### Short task
Reproduce the entries exactly.

Collected data entries:
>>>

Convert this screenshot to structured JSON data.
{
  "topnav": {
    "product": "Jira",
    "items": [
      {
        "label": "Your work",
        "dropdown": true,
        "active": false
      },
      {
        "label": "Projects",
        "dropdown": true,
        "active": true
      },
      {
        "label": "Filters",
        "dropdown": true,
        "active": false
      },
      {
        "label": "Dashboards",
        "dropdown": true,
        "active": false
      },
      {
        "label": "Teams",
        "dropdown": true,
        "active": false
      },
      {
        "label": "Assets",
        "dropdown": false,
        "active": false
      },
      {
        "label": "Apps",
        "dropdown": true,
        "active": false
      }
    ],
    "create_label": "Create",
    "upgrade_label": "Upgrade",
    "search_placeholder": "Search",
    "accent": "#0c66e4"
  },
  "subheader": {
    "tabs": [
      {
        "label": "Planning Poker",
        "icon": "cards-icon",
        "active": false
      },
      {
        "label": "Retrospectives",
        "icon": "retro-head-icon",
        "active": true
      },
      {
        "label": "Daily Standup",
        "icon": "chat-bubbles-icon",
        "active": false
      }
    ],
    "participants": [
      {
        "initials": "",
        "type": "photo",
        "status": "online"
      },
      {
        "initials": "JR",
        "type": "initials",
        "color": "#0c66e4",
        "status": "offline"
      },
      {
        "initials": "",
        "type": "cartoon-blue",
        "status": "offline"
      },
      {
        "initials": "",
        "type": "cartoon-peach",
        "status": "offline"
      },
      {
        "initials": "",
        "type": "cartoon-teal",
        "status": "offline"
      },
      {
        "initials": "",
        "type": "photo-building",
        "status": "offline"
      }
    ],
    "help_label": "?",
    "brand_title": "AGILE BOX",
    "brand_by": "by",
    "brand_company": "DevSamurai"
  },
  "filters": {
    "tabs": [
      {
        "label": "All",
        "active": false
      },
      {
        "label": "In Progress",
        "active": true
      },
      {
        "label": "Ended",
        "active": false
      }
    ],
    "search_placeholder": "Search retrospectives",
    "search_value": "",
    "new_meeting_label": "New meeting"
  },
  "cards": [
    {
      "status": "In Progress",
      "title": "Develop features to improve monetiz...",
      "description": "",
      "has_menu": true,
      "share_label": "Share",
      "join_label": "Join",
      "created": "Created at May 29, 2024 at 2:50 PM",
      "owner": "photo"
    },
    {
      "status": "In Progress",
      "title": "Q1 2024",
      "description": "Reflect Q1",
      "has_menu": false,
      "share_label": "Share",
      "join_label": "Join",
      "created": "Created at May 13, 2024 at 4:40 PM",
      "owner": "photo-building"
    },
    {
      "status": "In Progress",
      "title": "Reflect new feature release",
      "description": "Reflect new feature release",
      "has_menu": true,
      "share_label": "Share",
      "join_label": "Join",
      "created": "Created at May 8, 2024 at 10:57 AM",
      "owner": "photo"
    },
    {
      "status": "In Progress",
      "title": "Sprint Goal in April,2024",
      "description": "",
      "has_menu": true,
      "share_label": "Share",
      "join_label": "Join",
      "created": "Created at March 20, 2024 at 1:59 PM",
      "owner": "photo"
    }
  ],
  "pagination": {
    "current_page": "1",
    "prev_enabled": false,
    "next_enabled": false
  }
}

<<<

### Full response
Convert this screenshot to structured JSON data.
{
  "topnav": {
    "product": "Jira",
    "items": [
      {
        "label": "Your work",
        "dropdown": true,
        "active": false
      },
      {
        "label": "Projects",
        "dropdown": true,
        "active": true
      },
      {
        "label": "Filters",
        "dropdown": true,
        "active": false
      },
      {
        "label": "Dashboards",
        "dropdown": true,
        "active": false
      },
      {
        "label": "Teams",
        "dropdown": true,
        "active": false
      },
      {
        "label": "Assets",
        "dropdown": false,
        "active": false
      },
      {
        "label": "Apps",
        "dropdown": true,
        "active": false
      }
    ],
    "create_label": "Create",
    "upgrade_label": "Upgrade",
    "search_placeholder": "Search",
    "accent": "#0c66e4"
  },
  "subheader": {
    "tabs": [
      {
        "label": "Planning Poker",
        "icon": "cards-icon",
        "active": false
      },
      {
        "label": "Retrospectives",
        "icon": "retro-head-icon",
        "active": true
      },
      {
        "label": "Daily Standup",
        "icon": "chat-bubbles-icon",
        "active": false
      }
    ],
    "participants": [
      {
        "initials": "",
        "type": "photo",
        "status": "online"
      },
      {
        "initials": "JR",
        "type": "initials",
        "color": "#0c66e4",
        "status": "offline"
      },
      {
        "initials": "",
        "type": "cartoon-blue",
        "status": "offline"
      },
      {
        "initials": "",
        "type": "cartoon-peach",
        "status": "offline"
      },
      {
        "initials": "",
        "type": "cartoon-teal",
        "status": "offline"
      },
      {
        "initials": "",
        "type": "photo-building",
        "status": "offline"
      }
    ],
    "help_label": "?",
    "brand_title": "AGILE BOX",
    "brand_by": "by",
    "brand_company": "DevSamurai"
  },
  "filters": {
    "tabs": [
      {
        "label": "All",
        "active": false
      },
      {
        "label": "In Progress",
        "active": true
      },
      {
        "label": "Ended",
        "active": false
      }
    ],
    "search_placeholder": "Search retrospectives",
    "search_value": "",
    "new_meeting_label": "New meeting"
  },
  "cards": [
    {
      "status": "In Progress",
      "title": "Develop features to improve monetiz...",
      "description": "",
      "has_menu": true,
      "share_label": "Share",
      "join_label": "Join",
      "created": "Created at May 29, 2024 at 2:50 PM",
      "owner": "photo"
    },
    {
      "status": "In Progress",
      "title": "Q1 2024",
      "description": "Reflect Q1",
      "has_menu": false,
      "share_label": "Share",
      "join_label": "Join",
      "created": "Created at May 13, 2024 at 4:40 PM",
      "owner": "photo-building"
    },
    {
      "status": "In Progress",
      "title": "Reflect new feature release",
      "description": "Reflect new feature release",
      "has_menu": true,
      "share_label": "Share",
      "join_label": "Join",
      "created": "Created at May 8, 2024 at 10:57 AM",
      "owner": "photo"
    },
    {
      "status": "In Progress",
      "title": "Sprint Goal in April,2024",
      "description": "",
      "has_menu": true,
      "share_label": "Share",
      "join_label": "Join",
      "created": "Created at March 20, 2024 at 1:59 PM",
      "owner": "photo"
    }
  ],
  "pagination": {
    "current_page": "1",
    "prev_enabled": false,
    "next_enabled": false
  }
}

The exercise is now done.